— START —

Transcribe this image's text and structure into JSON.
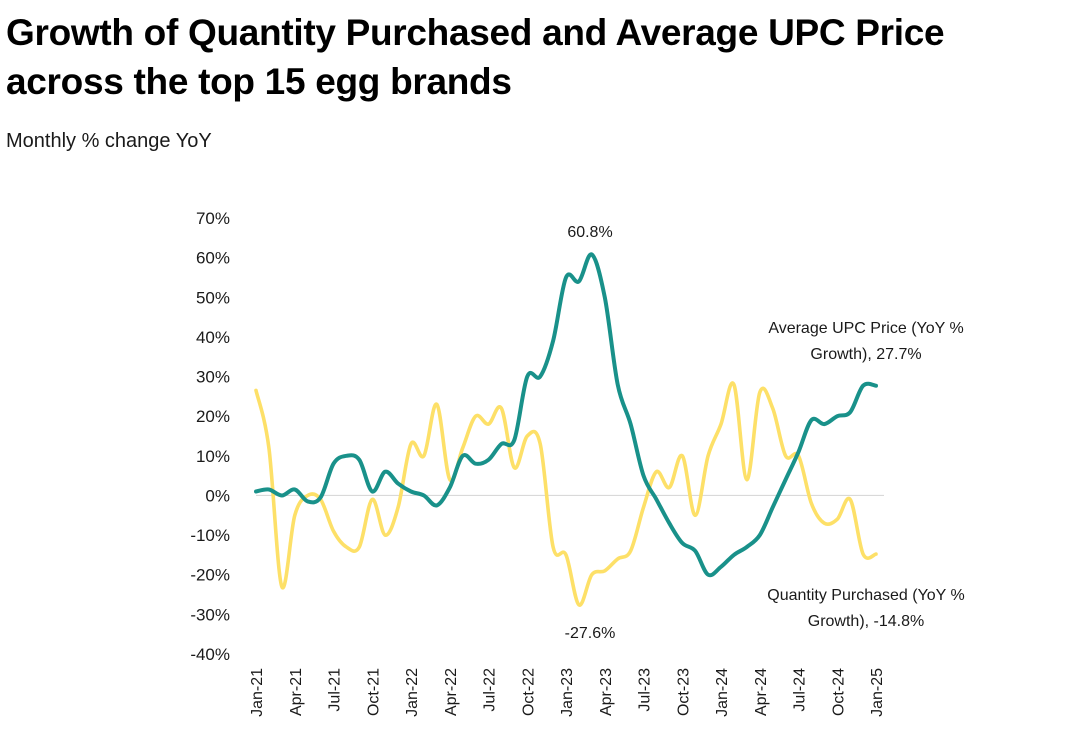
{
  "title_line1": "Growth of Quantity Purchased and Average UPC Price",
  "title_line2": "across the top 15 egg brands",
  "subtitle": "Monthly % change YoY",
  "colors": {
    "price": "#19918a",
    "quantity": "#fde068",
    "zero_line": "#d9d9d9"
  },
  "chart_data": {
    "type": "line",
    "x": [
      "Jan-21",
      "Feb-21",
      "Mar-21",
      "Apr-21",
      "May-21",
      "Jun-21",
      "Jul-21",
      "Aug-21",
      "Sep-21",
      "Oct-21",
      "Nov-21",
      "Dec-21",
      "Jan-22",
      "Feb-22",
      "Mar-22",
      "Apr-22",
      "May-22",
      "Jun-22",
      "Jul-22",
      "Aug-22",
      "Sep-22",
      "Oct-22",
      "Nov-22",
      "Dec-22",
      "Jan-23",
      "Feb-23",
      "Mar-23",
      "Apr-23",
      "May-23",
      "Jun-23",
      "Jul-23",
      "Aug-23",
      "Sep-23",
      "Oct-23",
      "Nov-23",
      "Dec-23",
      "Jan-24",
      "Feb-24",
      "Mar-24",
      "Apr-24",
      "May-24",
      "Jun-24",
      "Jul-24",
      "Aug-24",
      "Sep-24",
      "Oct-24",
      "Nov-24",
      "Dec-24",
      "Jan-25"
    ],
    "x_tick_labels": [
      "Jan-21",
      "Apr-21",
      "Jul-21",
      "Oct-21",
      "Jan-22",
      "Apr-22",
      "Jul-22",
      "Oct-22",
      "Jan-23",
      "Apr-23",
      "Jul-23",
      "Oct-23",
      "Jan-24",
      "Apr-24",
      "Jul-24",
      "Oct-24",
      "Jan-25"
    ],
    "y_tick_labels": [
      "70%",
      "60%",
      "50%",
      "40%",
      "30%",
      "20%",
      "10%",
      "0%",
      "-10%",
      "-20%",
      "-30%",
      "-40%"
    ],
    "ylim": [
      -40,
      70
    ],
    "series": [
      {
        "name": "Quantity Purchased (YoY % Growth)",
        "color": "#fde068",
        "values": [
          26.5,
          12,
          -23,
          -5,
          0,
          -1,
          -9,
          -13,
          -13,
          -1,
          -10,
          -3,
          13,
          10,
          23,
          4,
          12,
          20,
          18,
          22,
          7,
          15,
          13,
          -13,
          -15,
          -27.6,
          -20,
          -19,
          -16,
          -14,
          -3,
          6,
          2,
          10,
          -5,
          10,
          18,
          28,
          4,
          26,
          22,
          10,
          10,
          -2,
          -7,
          -6,
          -1,
          -14.8,
          -14.8
        ]
      },
      {
        "name": "Average UPC Price (YoY % Growth)",
        "color": "#19918a",
        "values": [
          1,
          1.5,
          0,
          1.5,
          -1.5,
          -0.5,
          8,
          10,
          9,
          1,
          6,
          3,
          1,
          0,
          -2.5,
          2,
          10,
          8,
          9,
          13,
          14,
          30,
          30,
          39,
          55,
          54,
          60.8,
          50,
          28,
          18,
          5,
          -1,
          -7,
          -12,
          -14,
          -20,
          -18,
          -15,
          -13,
          -10,
          -3,
          4,
          11,
          19,
          18,
          20,
          21,
          27.7,
          27.7
        ]
      }
    ],
    "annotations": {
      "peak": "60.8%",
      "trough": "-27.6%",
      "price_label_line1": "Average UPC Price (YoY %",
      "price_label_line2": "Growth), 27.7%",
      "qty_label_line1": "Quantity Purchased (YoY %",
      "qty_label_line2": "Growth), -14.8%"
    }
  }
}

— END —

__REQUIREMENTS__.
Using the records above, find and show each line with the string "Growth".

__RESPONSE BELOW__.
  "title_line1": "Growth of Quantity Purchased and Average UPC Price",
        "name": "Quantity Purchased (YoY % Growth)",
        "name": "Average UPC Price (YoY % Growth)",
      "price_label_line2": "Growth), 27.7%",
      "qty_label_line2": "Growth), -14.8%"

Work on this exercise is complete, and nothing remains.